[START OF DATA LINES]
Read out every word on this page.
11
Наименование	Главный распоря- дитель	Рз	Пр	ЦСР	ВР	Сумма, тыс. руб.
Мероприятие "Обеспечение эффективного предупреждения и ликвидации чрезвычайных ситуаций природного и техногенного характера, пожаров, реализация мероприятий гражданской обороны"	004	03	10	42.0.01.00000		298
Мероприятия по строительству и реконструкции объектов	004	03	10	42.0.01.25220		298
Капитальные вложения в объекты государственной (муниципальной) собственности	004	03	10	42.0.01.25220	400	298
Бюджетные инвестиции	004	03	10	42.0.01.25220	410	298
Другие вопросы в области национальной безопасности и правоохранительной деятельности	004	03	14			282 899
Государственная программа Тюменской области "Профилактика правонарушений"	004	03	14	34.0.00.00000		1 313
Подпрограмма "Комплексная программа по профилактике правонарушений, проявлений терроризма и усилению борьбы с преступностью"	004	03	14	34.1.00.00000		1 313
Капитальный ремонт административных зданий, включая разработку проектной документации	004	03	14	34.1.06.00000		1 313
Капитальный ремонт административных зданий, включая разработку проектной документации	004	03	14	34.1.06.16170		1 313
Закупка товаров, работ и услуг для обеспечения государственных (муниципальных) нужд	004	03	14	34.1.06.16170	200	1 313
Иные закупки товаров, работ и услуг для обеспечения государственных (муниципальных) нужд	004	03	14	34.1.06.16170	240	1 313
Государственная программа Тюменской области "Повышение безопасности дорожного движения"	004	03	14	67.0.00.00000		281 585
[END OF DATA LINES]
## REQUIRED TASK
Pick out the lines that have the word "ремонт". Copy them all.

## SOLUTION FOR THIS EXERCISE
Капитальный ремонт административных зданий, включая разработку проектной документации	004	03	14	34.1.06.00000		1 313
Капитальный ремонт административных зданий, включая разработку проектной документации	004	03	14	34.1.06.16170		1 313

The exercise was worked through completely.